## TASK PROMPT
Go over the entries below line by line, copying each one that contains the word "displays".

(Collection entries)
┄┄┄┄┄┄┄┄┄┄

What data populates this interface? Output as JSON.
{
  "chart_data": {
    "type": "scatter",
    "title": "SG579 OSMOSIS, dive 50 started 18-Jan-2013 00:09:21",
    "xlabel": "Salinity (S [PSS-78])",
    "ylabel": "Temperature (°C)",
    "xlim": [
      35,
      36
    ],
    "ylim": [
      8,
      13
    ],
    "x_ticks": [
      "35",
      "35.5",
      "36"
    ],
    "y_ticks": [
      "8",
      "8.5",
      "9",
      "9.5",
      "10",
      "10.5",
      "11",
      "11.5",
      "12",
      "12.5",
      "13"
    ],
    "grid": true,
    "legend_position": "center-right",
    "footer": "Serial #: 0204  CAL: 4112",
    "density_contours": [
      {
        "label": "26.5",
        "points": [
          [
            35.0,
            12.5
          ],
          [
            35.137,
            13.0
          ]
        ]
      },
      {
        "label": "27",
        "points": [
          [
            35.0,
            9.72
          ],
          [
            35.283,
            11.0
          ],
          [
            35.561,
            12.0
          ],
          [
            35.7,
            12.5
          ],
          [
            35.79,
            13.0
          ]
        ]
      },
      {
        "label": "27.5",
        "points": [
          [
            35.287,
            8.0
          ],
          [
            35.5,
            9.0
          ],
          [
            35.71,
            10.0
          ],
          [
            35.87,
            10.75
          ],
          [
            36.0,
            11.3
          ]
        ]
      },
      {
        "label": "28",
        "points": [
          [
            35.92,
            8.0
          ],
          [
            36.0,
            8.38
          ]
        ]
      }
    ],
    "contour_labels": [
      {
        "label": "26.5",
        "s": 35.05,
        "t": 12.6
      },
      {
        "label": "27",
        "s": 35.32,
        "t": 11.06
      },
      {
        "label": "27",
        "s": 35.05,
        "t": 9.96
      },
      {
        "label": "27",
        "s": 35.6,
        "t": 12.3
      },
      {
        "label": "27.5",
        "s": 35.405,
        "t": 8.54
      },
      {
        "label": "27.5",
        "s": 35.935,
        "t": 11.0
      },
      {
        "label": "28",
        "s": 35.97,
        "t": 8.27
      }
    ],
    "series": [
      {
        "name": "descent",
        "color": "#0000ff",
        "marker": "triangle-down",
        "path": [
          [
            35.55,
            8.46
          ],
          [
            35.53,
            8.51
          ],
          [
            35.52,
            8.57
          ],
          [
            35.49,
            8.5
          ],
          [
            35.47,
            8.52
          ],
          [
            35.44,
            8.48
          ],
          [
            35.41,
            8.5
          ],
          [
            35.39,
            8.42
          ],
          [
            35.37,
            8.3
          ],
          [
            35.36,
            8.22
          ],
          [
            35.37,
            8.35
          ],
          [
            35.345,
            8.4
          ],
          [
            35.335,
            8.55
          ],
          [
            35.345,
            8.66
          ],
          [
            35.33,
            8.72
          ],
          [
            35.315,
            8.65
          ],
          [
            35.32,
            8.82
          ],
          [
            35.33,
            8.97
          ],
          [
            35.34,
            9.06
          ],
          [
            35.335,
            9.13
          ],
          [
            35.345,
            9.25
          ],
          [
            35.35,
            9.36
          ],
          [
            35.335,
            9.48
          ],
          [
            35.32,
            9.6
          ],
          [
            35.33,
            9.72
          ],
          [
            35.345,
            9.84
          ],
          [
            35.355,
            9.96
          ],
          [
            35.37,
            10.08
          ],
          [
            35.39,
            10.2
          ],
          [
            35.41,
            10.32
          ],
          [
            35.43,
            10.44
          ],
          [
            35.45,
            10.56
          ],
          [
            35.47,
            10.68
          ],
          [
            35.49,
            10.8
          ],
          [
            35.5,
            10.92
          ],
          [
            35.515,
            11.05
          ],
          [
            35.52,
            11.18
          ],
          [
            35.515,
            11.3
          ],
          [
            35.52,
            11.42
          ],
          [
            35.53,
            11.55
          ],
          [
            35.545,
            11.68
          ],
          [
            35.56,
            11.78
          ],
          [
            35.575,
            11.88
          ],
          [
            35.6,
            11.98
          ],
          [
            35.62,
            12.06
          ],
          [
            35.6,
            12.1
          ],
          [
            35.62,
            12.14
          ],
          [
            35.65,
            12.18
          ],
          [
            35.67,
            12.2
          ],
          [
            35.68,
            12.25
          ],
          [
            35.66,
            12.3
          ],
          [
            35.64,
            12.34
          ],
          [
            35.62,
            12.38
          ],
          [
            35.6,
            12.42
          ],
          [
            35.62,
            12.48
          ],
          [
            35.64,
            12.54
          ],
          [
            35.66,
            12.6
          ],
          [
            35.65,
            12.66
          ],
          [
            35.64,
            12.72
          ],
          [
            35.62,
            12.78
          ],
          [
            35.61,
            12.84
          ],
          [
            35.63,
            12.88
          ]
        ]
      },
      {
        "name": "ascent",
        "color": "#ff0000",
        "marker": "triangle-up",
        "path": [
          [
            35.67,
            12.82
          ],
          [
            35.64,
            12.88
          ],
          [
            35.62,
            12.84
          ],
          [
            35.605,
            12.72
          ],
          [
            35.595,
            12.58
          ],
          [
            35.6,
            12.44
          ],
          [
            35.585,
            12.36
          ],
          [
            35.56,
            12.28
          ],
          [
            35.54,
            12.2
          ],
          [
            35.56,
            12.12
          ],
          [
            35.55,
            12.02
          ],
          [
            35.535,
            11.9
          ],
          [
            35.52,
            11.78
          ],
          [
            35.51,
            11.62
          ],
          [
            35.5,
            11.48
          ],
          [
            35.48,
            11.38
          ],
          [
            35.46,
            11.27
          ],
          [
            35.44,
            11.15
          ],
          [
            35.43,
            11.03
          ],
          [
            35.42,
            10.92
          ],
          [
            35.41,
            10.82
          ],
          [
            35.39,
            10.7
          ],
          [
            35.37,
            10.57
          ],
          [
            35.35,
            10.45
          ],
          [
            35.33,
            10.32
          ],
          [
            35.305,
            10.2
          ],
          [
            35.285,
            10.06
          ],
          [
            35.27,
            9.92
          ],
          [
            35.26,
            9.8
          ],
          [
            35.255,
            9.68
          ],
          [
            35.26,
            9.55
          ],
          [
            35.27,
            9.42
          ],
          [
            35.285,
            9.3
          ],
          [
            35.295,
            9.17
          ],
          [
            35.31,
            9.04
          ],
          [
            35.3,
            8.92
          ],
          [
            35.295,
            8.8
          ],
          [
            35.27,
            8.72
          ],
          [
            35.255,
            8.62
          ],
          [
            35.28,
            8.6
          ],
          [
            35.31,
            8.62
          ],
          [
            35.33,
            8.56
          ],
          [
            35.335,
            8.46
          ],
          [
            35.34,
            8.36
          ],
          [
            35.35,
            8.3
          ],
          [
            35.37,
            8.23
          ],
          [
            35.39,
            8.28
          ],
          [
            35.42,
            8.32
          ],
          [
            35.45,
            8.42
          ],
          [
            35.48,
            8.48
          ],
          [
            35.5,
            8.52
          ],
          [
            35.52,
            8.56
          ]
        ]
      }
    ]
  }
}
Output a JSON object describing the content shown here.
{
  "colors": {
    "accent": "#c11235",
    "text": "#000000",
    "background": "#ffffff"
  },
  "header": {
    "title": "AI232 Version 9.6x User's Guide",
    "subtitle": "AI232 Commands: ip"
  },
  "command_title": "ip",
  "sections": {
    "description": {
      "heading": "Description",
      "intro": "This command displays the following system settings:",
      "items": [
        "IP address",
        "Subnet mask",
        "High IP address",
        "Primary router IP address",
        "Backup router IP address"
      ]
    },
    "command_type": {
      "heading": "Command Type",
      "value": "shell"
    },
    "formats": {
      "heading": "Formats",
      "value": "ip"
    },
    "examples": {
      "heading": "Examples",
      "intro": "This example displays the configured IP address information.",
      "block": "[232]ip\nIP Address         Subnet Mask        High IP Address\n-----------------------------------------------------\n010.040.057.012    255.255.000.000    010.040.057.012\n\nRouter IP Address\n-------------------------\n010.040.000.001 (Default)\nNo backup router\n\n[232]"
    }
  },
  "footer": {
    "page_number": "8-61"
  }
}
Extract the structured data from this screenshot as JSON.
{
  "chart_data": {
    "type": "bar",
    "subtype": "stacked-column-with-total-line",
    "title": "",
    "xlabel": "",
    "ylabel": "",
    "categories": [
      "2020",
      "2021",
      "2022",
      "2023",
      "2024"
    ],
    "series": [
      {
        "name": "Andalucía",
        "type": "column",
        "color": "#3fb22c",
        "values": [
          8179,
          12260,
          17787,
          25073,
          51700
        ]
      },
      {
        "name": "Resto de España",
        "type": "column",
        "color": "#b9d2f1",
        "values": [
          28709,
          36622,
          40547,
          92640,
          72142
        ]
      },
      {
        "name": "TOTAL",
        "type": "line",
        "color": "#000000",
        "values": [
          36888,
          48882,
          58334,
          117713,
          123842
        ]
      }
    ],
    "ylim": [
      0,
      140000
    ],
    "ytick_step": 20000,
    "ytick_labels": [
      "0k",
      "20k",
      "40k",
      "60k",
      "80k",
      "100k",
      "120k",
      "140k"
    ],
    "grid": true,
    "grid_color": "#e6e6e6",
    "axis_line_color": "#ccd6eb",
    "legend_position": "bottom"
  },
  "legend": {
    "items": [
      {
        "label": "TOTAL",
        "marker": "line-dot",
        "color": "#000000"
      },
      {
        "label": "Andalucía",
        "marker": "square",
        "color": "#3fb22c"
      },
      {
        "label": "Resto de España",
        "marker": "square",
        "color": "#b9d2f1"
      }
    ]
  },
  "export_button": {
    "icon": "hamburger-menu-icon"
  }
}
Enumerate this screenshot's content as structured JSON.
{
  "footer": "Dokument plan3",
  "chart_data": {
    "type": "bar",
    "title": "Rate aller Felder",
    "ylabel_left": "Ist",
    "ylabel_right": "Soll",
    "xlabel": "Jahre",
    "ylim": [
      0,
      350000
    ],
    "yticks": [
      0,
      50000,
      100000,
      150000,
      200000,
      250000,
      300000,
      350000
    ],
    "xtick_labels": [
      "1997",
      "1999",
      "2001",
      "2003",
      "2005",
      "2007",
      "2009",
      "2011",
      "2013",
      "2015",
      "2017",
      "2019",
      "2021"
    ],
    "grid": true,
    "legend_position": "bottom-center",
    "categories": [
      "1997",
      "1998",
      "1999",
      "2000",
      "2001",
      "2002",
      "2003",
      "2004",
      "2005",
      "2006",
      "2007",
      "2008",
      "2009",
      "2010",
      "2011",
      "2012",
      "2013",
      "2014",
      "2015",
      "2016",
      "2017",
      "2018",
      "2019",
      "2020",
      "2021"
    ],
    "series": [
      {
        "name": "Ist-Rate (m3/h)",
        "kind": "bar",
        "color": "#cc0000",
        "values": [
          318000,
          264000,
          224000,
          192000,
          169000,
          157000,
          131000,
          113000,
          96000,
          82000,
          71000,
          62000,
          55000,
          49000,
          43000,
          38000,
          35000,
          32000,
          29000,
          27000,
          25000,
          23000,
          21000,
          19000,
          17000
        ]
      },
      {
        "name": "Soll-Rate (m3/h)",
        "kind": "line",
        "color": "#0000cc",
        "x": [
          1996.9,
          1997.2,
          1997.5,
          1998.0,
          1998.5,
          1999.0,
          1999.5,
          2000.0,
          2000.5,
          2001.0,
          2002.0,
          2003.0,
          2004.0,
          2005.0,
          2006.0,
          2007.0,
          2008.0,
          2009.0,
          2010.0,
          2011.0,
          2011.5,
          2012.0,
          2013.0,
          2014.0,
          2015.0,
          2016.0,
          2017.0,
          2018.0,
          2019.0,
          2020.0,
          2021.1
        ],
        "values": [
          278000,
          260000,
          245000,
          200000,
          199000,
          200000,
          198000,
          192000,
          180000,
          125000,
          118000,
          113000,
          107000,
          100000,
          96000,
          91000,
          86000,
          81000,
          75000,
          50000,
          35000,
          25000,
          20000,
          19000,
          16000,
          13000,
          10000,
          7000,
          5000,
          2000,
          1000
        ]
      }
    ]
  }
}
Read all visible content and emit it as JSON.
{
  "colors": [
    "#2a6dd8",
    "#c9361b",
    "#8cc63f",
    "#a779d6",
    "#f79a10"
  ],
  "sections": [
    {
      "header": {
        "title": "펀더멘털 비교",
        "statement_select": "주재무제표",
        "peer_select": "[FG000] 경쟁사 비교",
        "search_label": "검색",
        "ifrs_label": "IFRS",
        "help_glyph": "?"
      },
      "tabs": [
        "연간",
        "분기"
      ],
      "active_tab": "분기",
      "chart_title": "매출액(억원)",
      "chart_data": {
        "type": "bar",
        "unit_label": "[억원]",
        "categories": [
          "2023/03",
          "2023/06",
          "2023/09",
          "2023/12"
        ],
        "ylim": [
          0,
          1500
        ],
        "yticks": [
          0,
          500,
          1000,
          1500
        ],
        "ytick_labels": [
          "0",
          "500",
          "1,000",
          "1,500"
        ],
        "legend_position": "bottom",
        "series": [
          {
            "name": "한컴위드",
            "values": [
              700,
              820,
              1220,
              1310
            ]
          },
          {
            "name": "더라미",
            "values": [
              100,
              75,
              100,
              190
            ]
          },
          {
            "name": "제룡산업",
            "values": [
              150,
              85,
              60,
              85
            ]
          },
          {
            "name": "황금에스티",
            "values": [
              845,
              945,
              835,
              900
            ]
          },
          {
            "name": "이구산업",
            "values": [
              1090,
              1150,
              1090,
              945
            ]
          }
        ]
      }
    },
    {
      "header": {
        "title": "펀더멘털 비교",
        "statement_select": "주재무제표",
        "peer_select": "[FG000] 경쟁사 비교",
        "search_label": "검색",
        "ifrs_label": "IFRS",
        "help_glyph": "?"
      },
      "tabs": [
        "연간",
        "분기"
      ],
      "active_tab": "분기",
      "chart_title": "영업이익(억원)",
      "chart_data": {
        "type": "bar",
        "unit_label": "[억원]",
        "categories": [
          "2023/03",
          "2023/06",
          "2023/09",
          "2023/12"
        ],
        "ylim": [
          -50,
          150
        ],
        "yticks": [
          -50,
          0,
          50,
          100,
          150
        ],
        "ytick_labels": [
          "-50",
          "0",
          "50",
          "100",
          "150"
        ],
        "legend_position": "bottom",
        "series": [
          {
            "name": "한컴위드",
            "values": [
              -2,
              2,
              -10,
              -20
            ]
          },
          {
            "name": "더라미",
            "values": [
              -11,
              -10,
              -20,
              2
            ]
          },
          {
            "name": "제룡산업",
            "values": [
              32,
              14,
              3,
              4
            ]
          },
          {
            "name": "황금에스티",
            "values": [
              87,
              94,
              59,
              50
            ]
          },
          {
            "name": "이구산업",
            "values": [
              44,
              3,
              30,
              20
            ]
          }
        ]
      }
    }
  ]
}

┄┄┄┄┄┄┄┄┄┄

## REPLY TO THE TASK
      "intro": "This command displays the following system settings:",
      "intro": "This example displays the configured IP address information.",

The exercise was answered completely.